-------- Dataset rows
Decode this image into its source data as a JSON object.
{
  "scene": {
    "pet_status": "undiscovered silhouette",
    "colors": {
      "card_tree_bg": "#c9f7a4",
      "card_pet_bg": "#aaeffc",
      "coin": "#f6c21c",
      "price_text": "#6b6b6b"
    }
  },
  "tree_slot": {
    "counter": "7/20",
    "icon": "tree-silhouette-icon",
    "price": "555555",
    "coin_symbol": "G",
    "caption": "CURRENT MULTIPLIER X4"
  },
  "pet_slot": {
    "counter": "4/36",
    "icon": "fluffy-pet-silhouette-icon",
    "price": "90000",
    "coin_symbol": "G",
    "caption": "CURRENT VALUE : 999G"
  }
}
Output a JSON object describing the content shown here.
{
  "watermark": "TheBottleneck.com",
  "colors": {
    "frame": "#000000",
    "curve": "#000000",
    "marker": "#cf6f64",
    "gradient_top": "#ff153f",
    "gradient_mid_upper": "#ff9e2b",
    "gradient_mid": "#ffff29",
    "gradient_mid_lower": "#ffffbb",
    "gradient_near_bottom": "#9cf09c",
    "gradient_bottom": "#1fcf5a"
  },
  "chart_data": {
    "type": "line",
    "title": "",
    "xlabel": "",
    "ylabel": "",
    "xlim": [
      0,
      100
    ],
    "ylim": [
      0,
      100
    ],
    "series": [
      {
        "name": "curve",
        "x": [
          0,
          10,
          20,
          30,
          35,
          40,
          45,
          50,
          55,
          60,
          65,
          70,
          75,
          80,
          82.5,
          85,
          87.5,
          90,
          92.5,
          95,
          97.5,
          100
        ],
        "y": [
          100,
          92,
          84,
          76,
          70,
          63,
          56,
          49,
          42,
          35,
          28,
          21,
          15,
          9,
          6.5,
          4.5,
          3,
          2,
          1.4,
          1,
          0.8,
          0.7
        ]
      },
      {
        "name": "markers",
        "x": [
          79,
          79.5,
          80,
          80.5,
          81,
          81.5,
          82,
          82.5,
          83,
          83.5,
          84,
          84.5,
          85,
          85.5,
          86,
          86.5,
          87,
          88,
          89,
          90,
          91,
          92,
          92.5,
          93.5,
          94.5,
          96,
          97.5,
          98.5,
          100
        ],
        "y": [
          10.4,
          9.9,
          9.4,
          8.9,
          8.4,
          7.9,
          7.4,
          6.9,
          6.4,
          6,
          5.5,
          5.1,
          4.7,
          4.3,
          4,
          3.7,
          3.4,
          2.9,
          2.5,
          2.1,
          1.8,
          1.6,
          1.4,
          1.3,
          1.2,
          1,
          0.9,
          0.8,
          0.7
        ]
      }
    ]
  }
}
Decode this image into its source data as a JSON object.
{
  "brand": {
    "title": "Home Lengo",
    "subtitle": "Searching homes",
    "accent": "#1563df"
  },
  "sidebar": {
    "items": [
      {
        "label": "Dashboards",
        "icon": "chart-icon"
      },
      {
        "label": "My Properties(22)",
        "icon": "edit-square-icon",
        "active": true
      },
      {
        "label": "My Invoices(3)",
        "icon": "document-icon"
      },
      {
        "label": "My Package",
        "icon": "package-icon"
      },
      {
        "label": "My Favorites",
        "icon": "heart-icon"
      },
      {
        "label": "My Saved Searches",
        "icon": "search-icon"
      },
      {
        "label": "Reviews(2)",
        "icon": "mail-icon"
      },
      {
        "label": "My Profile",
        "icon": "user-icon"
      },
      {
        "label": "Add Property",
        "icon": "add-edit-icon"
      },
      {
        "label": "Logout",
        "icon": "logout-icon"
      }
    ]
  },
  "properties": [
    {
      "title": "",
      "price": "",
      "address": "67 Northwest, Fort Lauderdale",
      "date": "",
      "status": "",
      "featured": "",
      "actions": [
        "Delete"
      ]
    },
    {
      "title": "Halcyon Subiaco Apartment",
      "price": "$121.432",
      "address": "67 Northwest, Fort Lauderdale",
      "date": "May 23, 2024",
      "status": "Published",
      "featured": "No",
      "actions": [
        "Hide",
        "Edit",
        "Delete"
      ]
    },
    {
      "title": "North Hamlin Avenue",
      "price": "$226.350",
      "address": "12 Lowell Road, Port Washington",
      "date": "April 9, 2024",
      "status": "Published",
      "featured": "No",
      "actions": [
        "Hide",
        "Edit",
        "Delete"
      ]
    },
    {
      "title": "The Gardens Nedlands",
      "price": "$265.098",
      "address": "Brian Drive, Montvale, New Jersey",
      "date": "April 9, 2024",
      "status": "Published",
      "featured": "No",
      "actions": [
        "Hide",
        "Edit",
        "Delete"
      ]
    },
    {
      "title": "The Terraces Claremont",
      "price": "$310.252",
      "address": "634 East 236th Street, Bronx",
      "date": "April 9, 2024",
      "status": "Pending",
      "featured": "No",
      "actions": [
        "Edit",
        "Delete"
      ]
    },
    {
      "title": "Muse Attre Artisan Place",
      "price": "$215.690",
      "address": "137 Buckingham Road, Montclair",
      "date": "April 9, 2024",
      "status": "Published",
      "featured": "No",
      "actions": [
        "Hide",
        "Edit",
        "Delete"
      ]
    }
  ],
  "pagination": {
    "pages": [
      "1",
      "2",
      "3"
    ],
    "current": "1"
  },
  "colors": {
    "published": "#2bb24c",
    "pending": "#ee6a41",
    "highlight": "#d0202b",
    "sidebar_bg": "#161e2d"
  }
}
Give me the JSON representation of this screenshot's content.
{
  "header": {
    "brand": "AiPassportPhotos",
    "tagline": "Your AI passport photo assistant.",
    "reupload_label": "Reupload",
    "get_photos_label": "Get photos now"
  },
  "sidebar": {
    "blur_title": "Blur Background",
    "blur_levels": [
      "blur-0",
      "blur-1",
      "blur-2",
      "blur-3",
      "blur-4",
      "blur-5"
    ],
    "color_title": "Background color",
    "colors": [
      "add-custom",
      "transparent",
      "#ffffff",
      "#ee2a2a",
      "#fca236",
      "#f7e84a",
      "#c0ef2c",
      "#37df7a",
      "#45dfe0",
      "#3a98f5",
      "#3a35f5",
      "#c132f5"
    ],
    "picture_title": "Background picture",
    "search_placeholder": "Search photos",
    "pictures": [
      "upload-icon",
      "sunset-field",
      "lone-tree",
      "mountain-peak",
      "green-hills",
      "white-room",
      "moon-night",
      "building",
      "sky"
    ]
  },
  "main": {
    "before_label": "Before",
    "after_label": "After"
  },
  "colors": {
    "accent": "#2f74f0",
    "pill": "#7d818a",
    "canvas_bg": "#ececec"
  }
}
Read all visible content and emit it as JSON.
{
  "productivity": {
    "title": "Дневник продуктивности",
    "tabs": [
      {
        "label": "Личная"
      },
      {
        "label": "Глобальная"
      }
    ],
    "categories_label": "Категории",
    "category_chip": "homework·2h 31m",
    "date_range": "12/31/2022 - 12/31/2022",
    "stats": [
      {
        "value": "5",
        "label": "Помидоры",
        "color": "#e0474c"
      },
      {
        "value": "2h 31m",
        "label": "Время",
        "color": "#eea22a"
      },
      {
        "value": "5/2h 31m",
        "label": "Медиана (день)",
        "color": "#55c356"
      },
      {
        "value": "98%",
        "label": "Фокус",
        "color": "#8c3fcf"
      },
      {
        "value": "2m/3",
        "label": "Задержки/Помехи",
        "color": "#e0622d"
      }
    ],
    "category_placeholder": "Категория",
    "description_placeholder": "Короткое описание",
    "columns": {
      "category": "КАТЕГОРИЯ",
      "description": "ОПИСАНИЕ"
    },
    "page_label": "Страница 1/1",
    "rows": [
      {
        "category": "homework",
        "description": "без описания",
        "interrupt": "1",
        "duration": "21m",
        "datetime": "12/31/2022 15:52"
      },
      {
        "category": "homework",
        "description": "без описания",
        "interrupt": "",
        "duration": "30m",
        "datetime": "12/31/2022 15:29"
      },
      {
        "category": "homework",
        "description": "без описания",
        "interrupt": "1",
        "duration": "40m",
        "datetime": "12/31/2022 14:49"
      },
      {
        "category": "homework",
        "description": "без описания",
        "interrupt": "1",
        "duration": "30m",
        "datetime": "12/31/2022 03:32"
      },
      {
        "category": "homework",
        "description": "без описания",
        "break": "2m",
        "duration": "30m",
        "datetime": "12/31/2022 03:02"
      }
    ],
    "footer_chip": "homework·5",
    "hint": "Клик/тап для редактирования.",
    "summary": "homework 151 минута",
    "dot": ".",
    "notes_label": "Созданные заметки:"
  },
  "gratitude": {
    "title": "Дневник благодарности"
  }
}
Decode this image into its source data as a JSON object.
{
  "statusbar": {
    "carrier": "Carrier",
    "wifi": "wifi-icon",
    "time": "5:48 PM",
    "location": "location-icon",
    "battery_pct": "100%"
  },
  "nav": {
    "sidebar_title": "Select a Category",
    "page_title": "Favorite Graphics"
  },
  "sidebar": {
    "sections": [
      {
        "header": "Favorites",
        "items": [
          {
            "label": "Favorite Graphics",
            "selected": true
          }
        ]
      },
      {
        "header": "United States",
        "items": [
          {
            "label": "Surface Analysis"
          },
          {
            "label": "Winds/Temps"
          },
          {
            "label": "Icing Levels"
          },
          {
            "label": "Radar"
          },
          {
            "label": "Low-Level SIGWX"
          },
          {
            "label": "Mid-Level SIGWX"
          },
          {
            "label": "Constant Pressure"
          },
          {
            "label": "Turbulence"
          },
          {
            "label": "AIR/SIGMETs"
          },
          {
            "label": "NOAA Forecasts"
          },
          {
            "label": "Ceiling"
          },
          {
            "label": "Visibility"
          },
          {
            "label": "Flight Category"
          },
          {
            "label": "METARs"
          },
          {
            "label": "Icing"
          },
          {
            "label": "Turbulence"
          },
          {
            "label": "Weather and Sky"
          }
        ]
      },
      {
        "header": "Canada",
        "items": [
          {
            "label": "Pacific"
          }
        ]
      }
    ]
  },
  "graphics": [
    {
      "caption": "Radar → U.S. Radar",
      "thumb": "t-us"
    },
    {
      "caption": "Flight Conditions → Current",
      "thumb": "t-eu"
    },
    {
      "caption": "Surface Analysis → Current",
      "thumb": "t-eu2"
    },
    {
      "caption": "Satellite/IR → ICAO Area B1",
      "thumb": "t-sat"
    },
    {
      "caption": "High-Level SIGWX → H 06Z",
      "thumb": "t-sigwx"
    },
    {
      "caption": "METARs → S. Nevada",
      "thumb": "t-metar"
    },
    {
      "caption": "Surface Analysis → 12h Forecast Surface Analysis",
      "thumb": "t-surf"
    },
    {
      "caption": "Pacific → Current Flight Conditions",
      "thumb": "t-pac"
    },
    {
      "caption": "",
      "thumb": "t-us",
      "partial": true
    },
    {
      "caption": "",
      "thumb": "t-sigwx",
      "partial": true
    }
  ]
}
----------------
Select all lines in the listing that include the word "METARs".

Solution to this problem:
            "label": "METARs"
      "caption": "METARs → S. Nevada",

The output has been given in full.